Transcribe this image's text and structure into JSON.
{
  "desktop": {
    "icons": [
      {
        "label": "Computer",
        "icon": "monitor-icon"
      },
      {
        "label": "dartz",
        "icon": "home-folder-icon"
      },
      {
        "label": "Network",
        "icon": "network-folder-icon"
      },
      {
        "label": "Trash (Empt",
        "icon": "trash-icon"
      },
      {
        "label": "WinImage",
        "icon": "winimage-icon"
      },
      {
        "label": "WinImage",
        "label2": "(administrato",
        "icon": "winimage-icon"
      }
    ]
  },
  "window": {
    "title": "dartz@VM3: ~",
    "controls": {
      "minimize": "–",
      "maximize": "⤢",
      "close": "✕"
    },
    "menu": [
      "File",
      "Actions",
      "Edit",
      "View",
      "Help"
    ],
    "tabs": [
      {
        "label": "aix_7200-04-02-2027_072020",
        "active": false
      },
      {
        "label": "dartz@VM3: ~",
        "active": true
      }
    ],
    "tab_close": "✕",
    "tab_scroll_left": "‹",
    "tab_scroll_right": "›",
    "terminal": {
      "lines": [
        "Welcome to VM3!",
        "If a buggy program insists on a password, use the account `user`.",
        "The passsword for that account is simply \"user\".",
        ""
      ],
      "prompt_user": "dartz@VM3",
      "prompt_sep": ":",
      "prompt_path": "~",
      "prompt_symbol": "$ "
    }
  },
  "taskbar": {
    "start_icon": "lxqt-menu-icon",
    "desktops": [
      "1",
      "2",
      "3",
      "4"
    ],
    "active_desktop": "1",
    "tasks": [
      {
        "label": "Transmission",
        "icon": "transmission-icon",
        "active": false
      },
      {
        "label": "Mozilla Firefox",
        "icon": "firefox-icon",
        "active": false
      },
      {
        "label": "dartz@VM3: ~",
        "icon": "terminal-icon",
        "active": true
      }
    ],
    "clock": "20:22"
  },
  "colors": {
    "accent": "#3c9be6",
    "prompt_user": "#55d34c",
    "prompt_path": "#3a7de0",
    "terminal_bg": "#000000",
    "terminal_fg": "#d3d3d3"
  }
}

____

Check each line of the records for the word "folder", and show the lines that contain it.

## Solution to this problem:
        "icon": "home-folder-icon"
        "icon": "network-folder-icon"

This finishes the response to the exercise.